-- THE REQUEST --
Return every record exactly as written.

-- Records from a collection --
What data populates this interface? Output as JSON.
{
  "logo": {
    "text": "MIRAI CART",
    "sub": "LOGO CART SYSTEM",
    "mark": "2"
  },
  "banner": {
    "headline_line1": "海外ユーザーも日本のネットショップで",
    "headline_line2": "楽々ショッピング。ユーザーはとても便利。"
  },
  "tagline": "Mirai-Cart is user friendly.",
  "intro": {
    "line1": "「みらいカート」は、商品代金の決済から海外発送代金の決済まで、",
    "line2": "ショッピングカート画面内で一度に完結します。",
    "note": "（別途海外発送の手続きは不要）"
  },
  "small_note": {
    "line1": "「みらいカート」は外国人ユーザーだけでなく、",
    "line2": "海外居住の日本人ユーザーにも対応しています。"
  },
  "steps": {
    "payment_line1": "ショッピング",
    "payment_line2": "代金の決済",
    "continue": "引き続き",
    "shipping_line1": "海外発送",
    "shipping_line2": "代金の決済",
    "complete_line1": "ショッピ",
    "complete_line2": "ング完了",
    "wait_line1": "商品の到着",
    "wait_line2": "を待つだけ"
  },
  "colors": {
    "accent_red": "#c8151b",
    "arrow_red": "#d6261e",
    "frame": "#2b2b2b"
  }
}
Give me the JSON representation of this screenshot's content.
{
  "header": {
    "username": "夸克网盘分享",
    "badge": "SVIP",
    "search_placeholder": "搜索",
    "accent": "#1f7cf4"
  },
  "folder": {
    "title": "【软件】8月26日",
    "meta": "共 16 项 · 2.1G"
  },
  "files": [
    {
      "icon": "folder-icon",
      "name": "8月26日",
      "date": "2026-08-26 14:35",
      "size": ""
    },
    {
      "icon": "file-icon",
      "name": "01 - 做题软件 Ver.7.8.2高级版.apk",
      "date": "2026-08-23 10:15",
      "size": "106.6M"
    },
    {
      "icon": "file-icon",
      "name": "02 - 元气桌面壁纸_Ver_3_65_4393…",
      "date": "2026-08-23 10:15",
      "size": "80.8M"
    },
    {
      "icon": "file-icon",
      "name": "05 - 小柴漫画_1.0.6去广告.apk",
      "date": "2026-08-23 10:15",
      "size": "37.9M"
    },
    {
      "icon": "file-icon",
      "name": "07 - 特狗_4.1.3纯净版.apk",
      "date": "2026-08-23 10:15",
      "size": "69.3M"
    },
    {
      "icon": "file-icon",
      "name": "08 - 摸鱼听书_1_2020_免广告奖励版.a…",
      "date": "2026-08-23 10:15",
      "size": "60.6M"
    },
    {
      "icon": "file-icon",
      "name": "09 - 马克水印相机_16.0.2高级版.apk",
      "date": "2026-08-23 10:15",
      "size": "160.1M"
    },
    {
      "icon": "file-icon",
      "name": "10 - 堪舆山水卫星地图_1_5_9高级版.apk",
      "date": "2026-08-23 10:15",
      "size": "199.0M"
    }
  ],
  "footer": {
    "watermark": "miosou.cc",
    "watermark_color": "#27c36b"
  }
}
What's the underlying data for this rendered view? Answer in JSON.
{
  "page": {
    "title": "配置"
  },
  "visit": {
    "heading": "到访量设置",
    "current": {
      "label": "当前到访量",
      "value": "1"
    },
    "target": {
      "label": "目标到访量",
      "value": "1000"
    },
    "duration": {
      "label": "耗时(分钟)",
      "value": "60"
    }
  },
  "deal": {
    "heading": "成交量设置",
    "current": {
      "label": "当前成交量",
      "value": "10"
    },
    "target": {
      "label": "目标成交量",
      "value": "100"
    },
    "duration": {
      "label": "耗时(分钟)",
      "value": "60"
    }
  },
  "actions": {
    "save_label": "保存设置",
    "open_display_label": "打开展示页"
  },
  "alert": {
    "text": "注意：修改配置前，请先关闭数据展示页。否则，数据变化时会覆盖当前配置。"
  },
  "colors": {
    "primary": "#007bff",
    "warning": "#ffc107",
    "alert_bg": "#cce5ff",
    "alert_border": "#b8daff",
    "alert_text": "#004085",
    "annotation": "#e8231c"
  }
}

-- ANSWER TO THE TASK --
What data populates this interface? Output as JSON.
{
  "logo": {
    "text": "MIRAI CART",
    "sub": "LOGO CART SYSTEM",
    "mark": "2"
  },
  "banner": {
    "headline_line1": "海外ユーザーも日本のネットショップで",
    "headline_line2": "楽々ショッピング。ユーザーはとても便利。"
  },
  "tagline": "Mirai-Cart is user friendly.",
  "intro": {
    "line1": "「みらいカート」は、商品代金の決済から海外発送代金の決済まで、",
    "line2": "ショッピングカート画面内で一度に完結します。",
    "note": "（別途海外発送の手続きは不要）"
  },
  "small_note": {
    "line1": "「みらいカート」は外国人ユーザーだけでなく、",
    "line2": "海外居住の日本人ユーザーにも対応しています。"
  },
  "steps": {
    "payment_line1": "ショッピング",
    "payment_line2": "代金の決済",
    "continue": "引き続き",
    "shipping_line1": "海外発送",
    "shipping_line2": "代金の決済",
    "complete_line1": "ショッピ",
    "complete_line2": "ング完了",
    "wait_line1": "商品の到着",
    "wait_line2": "を待つだけ"
  },
  "colors": {
    "accent_red": "#c8151b",
    "arrow_red": "#d6261e",
    "frame": "#2b2b2b"
  }
}
Give me the JSON representation of this screenshot's content.
{
  "header": {
    "username": "夸克网盘分享",
    "badge": "SVIP",
    "search_placeholder": "搜索",
    "accent": "#1f7cf4"
  },
  "folder": {
    "title": "【软件】8月26日",
    "meta": "共 16 项 · 2.1G"
  },
  "files": [
    {
      "icon": "folder-icon",
      "name": "8月26日",
      "date": "2026-08-26 14:35",
      "size": ""
    },
    {
      "icon": "file-icon",
      "name": "01 - 做题软件 Ver.7.8.2高级版.apk",
      "date": "2026-08-23 10:15",
      "size": "106.6M"
    },
    {
      "icon": "file-icon",
      "name": "02 - 元气桌面壁纸_Ver_3_65_4393…",
      "date": "2026-08-23 10:15",
      "size": "80.8M"
    },
    {
      "icon": "file-icon",
      "name": "05 - 小柴漫画_1.0.6去广告.apk",
      "date": "2026-08-23 10:15",
      "size": "37.9M"
    },
    {
      "icon": "file-icon",
      "name": "07 - 特狗_4.1.3纯净版.apk",
      "date": "2026-08-23 10:15",
      "size": "69.3M"
    },
    {
      "icon": "file-icon",
      "name": "08 - 摸鱼听书_1_2020_免广告奖励版.a…",
      "date": "2026-08-23 10:15",
      "size": "60.6M"
    },
    {
      "icon": "file-icon",
      "name": "09 - 马克水印相机_16.0.2高级版.apk",
      "date": "2026-08-23 10:15",
      "size": "160.1M"
    },
    {
      "icon": "file-icon",
      "name": "10 - 堪舆山水卫星地图_1_5_9高级版.apk",
      "date": "2026-08-23 10:15",
      "size": "199.0M"
    }
  ],
  "footer": {
    "watermark": "miosou.cc",
    "watermark_color": "#27c36b"
  }
}
What's the underlying data for this rendered view? Answer in JSON.
{
  "page": {
    "title": "配置"
  },
  "visit": {
    "heading": "到访量设置",
    "current": {
      "label": "当前到访量",
      "value": "1"
    },
    "target": {
      "label": "目标到访量",
      "value": "1000"
    },
    "duration": {
      "label": "耗时(分钟)",
      "value": "60"
    }
  },
  "deal": {
    "heading": "成交量设置",
    "current": {
      "label": "当前成交量",
      "value": "10"
    },
    "target": {
      "label": "目标成交量",
      "value": "100"
    },
    "duration": {
      "label": "耗时(分钟)",
      "value": "60"
    }
  },
  "actions": {
    "save_label": "保存设置",
    "open_display_label": "打开展示页"
  },
  "alert": {
    "text": "注意：修改配置前，请先关闭数据展示页。否则，数据变化时会覆盖当前配置。"
  },
  "colors": {
    "primary": "#007bff",
    "warning": "#ffc107",
    "alert_bg": "#cce5ff",
    "alert_border": "#b8daff",
    "alert_text": "#004085",
    "annotation": "#e8231c"
  }
}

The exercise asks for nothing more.